At the same time I was solving the real problem: keeping the ice frozen. I prototyped a few tank configurations and landed on a double-wall insulated tank. The same idea as a vacuum water bottle, built into a removable reservoir. I tested different volumes to hit an eight-hour target without making the base too big or too heavy to sit on a counter.

The old line used glossy plastic and a dated blue gradient, so for CMF I moved it to a matte white body with a subtle linear texture — the kind of finish you see on premium small appliances and added a blue LED ring around the fan face. The ring does a couple of things at once: it puts the brand color right where your eye already goes, and it works as a night light, which stretches the product from daytime cooling into the bedroom.

Then I took it to production myself. Final SolidWorks, CMF specs, and documentation went to the OEM, and I worked through the tolerances, mold review, and finish callouts so the matte texture and the LED ring actually survived injection molding

02 / WHAT DID I DO

The redesign pulled a six-figure unit reorder — an eight-figure retail value — as different channels placed orders on the new design. Then the sell-through backed it up: it's live on Amazon at $28.99, moving 800+ units a month at 3.9 stars across 314 reviews, up from the 3.0-star product it replaced. The circular face, the matte CMF, and the LED ring became the design language the rest of the Ice Jet line is now built on.

The tank is the part I'm proudest of, because it's the clearest example of how I like to work — an engineering decision that also became the product's main selling point. Designing for the under-$40 shelf isn't about adding more. It's about making a few decisions each do more than one job.

▸ **Written task a**
According to the fan redesign text, what price is the product listed at on Amazon?

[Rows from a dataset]
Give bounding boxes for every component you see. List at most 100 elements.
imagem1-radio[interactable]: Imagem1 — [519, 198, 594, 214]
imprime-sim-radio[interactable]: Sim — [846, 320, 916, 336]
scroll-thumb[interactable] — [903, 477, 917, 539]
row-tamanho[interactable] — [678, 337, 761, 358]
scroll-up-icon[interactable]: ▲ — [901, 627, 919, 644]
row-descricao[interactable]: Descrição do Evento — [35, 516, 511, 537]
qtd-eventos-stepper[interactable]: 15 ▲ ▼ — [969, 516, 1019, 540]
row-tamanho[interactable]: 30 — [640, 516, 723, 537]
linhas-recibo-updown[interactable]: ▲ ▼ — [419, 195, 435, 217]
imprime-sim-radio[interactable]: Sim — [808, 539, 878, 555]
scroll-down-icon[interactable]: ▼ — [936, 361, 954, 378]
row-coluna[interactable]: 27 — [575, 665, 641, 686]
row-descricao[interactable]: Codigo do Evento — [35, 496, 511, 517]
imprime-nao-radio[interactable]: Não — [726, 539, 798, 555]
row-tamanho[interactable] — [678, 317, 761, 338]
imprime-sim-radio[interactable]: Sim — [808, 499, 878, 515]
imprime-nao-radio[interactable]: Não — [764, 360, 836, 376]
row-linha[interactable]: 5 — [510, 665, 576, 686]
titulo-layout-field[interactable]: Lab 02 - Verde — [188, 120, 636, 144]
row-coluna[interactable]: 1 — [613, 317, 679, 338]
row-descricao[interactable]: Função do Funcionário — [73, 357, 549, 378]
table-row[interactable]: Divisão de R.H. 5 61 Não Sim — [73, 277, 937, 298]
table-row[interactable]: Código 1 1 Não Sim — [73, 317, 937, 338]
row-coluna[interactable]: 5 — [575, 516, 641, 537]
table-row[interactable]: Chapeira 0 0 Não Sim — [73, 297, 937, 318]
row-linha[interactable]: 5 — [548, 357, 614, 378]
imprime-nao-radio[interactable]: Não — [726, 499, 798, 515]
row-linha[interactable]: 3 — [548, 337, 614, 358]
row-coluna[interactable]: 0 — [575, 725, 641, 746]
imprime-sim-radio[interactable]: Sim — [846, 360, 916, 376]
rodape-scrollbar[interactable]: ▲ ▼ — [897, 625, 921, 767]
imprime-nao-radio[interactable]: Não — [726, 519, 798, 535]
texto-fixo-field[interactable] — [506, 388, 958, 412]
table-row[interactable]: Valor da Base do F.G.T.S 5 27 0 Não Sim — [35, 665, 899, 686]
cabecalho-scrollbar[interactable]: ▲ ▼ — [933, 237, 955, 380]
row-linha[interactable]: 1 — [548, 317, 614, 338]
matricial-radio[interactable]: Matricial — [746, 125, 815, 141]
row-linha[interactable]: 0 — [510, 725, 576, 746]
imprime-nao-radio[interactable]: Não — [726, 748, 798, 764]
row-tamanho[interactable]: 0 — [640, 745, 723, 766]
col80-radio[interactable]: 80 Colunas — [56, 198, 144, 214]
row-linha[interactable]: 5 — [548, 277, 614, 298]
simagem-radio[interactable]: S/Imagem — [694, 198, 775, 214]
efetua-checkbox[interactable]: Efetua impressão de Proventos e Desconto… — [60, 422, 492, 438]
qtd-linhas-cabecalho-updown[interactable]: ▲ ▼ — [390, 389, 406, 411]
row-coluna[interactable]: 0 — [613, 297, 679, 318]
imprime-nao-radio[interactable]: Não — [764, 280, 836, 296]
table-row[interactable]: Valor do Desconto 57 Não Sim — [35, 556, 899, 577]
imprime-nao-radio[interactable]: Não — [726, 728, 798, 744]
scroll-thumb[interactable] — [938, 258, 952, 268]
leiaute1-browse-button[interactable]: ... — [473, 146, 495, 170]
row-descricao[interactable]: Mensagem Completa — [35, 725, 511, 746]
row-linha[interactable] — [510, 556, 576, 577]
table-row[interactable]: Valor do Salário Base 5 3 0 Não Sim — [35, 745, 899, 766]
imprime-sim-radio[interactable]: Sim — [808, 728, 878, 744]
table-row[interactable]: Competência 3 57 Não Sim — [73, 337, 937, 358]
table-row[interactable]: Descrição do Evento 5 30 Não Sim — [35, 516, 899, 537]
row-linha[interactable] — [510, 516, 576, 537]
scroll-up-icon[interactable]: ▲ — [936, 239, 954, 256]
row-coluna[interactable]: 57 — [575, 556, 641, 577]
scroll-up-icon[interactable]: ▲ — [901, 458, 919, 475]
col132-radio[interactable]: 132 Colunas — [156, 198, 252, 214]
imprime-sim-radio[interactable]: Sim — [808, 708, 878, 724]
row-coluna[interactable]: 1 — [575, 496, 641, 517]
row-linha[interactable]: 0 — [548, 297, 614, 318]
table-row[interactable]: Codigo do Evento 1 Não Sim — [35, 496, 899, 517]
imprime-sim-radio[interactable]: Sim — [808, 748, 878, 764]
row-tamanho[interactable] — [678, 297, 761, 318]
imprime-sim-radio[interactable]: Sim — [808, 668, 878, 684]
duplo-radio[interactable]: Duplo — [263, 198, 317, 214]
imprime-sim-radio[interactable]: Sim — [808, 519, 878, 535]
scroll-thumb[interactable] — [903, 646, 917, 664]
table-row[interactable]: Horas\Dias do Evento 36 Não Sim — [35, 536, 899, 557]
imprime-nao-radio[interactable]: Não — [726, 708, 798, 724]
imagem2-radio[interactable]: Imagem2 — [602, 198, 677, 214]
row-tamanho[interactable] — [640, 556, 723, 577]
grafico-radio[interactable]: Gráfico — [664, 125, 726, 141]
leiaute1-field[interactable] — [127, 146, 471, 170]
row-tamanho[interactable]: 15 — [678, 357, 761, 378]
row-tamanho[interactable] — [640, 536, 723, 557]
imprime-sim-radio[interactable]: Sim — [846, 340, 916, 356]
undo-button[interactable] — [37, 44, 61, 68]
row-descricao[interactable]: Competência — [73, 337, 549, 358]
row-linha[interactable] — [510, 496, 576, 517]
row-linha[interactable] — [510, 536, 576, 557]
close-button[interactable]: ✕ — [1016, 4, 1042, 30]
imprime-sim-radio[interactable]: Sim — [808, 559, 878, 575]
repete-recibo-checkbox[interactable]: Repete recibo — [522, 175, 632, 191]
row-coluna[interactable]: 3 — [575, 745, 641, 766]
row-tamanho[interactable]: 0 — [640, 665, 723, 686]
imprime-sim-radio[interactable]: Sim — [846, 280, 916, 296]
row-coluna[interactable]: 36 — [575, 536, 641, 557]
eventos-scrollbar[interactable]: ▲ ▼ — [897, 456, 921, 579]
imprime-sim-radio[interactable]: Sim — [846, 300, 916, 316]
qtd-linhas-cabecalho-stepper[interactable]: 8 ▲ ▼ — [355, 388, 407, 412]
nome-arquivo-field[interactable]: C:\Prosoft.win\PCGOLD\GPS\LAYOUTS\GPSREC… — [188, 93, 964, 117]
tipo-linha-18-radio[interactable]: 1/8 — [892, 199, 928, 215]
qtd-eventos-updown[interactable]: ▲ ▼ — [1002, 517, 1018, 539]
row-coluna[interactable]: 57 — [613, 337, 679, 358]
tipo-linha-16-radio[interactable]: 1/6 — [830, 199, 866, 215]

▸ **Written task b**
In the listing, from its first line through the line containing "imprime-sim-radio[interactable]: Sim — [808, 499, 878, 515]", switch "row-descricao" to "row-description" and leave everything else unchanged. Give only those lines.

▸ **Task output a**
$28.99

▸ **Task output b**
Give bounding boxes for every component you see. List at most 100 elements.
imagem1-radio[interactable]: Imagem1 — [519, 198, 594, 214]
imprime-sim-radio[interactable]: Sim — [846, 320, 916, 336]
scroll-thumb[interactable] — [903, 477, 917, 539]
row-tamanho[interactable] — [678, 337, 761, 358]
scroll-up-icon[interactable]: ▲ — [901, 627, 919, 644]
row-description[interactable]: Descrição do Evento — [35, 516, 511, 537]
qtd-eventos-stepper[interactable]: 15 ▲ ▼ — [969, 516, 1019, 540]
row-tamanho[interactable]: 30 — [640, 516, 723, 537]
linhas-recibo-updown[interactable]: ▲ ▼ — [419, 195, 435, 217]
imprime-sim-radio[interactable]: Sim — [808, 539, 878, 555]
scroll-down-icon[interactable]: ▼ — [936, 361, 954, 378]
row-coluna[interactable]: 27 — [575, 665, 641, 686]
row-description[interactable]: Codigo do Evento — [35, 496, 511, 517]
imprime-nao-radio[interactable]: Não — [726, 539, 798, 555]
row-tamanho[interactable] — [678, 317, 761, 338]
imprime-sim-radio[interactable]: Sim — [808, 499, 878, 515]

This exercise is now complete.